┌──

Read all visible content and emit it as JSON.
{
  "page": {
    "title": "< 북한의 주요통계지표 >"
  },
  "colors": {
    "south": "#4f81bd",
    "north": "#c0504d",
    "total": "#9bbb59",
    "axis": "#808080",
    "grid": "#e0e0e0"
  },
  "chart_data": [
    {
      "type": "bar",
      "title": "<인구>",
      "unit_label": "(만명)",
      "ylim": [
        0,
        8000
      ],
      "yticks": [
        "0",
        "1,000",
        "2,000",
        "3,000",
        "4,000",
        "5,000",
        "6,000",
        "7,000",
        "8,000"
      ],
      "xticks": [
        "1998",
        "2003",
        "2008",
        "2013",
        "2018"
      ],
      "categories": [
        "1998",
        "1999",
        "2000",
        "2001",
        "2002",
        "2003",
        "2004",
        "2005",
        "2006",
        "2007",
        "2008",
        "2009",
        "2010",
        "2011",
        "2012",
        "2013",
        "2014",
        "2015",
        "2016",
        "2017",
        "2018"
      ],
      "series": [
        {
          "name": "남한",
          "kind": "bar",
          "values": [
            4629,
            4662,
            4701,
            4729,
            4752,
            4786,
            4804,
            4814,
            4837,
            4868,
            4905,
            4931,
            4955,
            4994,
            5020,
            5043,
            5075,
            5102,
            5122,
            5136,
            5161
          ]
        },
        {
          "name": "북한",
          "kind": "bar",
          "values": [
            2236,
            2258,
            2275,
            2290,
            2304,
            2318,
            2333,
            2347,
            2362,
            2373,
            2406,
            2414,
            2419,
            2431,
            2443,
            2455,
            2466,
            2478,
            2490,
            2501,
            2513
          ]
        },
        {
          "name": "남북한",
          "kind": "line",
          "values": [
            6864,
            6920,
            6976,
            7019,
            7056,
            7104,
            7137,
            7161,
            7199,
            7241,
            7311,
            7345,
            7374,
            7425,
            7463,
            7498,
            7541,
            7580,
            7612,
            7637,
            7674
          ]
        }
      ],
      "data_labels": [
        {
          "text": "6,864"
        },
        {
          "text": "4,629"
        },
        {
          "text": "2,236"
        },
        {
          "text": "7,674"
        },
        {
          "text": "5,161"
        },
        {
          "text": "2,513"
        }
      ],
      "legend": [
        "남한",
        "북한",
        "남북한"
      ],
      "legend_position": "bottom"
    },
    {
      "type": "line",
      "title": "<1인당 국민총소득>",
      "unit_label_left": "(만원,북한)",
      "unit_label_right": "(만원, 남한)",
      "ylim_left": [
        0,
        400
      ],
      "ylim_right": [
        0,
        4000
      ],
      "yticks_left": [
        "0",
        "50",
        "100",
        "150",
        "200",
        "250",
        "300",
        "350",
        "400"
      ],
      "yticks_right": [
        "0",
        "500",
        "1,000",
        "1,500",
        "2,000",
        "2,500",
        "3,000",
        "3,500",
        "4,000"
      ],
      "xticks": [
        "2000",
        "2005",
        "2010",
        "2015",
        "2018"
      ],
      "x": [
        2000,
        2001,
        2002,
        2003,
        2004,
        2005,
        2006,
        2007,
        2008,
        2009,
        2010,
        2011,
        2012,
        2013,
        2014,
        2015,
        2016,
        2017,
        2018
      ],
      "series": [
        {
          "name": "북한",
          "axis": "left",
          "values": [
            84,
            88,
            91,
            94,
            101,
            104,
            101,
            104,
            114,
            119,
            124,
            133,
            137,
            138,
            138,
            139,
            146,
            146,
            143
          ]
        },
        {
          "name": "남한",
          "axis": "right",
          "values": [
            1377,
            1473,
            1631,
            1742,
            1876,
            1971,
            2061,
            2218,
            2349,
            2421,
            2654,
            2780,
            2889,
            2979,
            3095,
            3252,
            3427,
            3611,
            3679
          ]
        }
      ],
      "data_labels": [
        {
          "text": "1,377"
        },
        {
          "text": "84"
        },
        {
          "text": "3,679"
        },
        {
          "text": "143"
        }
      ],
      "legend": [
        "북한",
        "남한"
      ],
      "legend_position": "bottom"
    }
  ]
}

└──

(The exercise): Each line of the material must be restated exactly.

(Full solution):
Read all visible content and emit it as JSON.
{
  "page": {
    "title": "< 북한의 주요통계지표 >"
  },
  "colors": {
    "south": "#4f81bd",
    "north": "#c0504d",
    "total": "#9bbb59",
    "axis": "#808080",
    "grid": "#e0e0e0"
  },
  "chart_data": [
    {
      "type": "bar",
      "title": "<인구>",
      "unit_label": "(만명)",
      "ylim": [
        0,
        8000
      ],
      "yticks": [
        "0",
        "1,000",
        "2,000",
        "3,000",
        "4,000",
        "5,000",
        "6,000",
        "7,000",
        "8,000"
      ],
      "xticks": [
        "1998",
        "2003",
        "2008",
        "2013",
        "2018"
      ],
      "categories": [
        "1998",
        "1999",
        "2000",
        "2001",
        "2002",
        "2003",
        "2004",
        "2005",
        "2006",
        "2007",
        "2008",
        "2009",
        "2010",
        "2011",
        "2012",
        "2013",
        "2014",
        "2015",
        "2016",
        "2017",
        "2018"
      ],
      "series": [
        {
          "name": "남한",
          "kind": "bar",
          "values": [
            4629,
            4662,
            4701,
            4729,
            4752,
            4786,
            4804,
            4814,
            4837,
            4868,
            4905,
            4931,
            4955,
            4994,
            5020,
            5043,
            5075,
            5102,
            5122,
            5136,
            5161
          ]
        },
        {
          "name": "북한",
          "kind": "bar",
          "values": [
            2236,
            2258,
            2275,
            2290,
            2304,
            2318,
            2333,
            2347,
            2362,
            2373,
            2406,
            2414,
            2419,
            2431,
            2443,
            2455,
            2466,
            2478,
            2490,
            2501,
            2513
          ]
        },
        {
          "name": "남북한",
          "kind": "line",
          "values": [
            6864,
            6920,
            6976,
            7019,
            7056,
            7104,
            7137,
            7161,
            7199,
            7241,
            7311,
            7345,
            7374,
            7425,
            7463,
            7498,
            7541,
            7580,
            7612,
            7637,
            7674
          ]
        }
      ],
      "data_labels": [
        {
          "text": "6,864"
        },
        {
          "text": "4,629"
        },
        {
          "text": "2,236"
        },
        {
          "text": "7,674"
        },
        {
          "text": "5,161"
        },
        {
          "text": "2,513"
        }
      ],
      "legend": [
        "남한",
        "북한",
        "남북한"
      ],
      "legend_position": "bottom"
    },
    {
      "type": "line",
      "title": "<1인당 국민총소득>",
      "unit_label_left": "(만원,북한)",
      "unit_label_right": "(만원, 남한)",
      "ylim_left": [
        0,
        400
      ],
      "ylim_right": [
        0,
        4000
      ],
      "yticks_left": [
        "0",
        "50",
        "100",
        "150",
        "200",
        "250",
        "300",
        "350",
        "400"
      ],
      "yticks_right": [
        "0",
        "500",
        "1,000",
        "1,500",
        "2,000",
        "2,500",
        "3,000",
        "3,500",
        "4,000"
      ],
      "xticks": [
        "2000",
        "2005",
        "2010",
        "2015",
        "2018"
      ],
      "x": [
        2000,
        2001,
        2002,
        2003,
        2004,
        2005,
        2006,
        2007,
        2008,
        2009,
        2010,
        2011,
        2012,
        2013,
        2014,
        2015,
        2016,
        2017,
        2018
      ],
      "series": [
        {
          "name": "북한",
          "axis": "left",
          "values": [
            84,
            88,
            91,
            94,
            101,
            104,
            101,
            104,
            114,
            119,
            124,
            133,
            137,
            138,
            138,
            139,
            146,
            146,
            143
          ]
        },
        {
          "name": "남한",
          "axis": "right",
          "values": [
            1377,
            1473,
            1631,
            1742,
            1876,
            1971,
            2061,
            2218,
            2349,
            2421,
            2654,
            2780,
            2889,
            2979,
            3095,
            3252,
            3427,
            3611,
            3679
          ]
        }
      ],
      "data_labels": [
        {
          "text": "1,377"
        },
        {
          "text": "84"
        },
        {
          "text": "3,679"
        },
        {
          "text": "143"
        }
      ],
      "legend": [
        "북한",
        "남한"
      ],
      "legend_position": "bottom"
    }
  ]
}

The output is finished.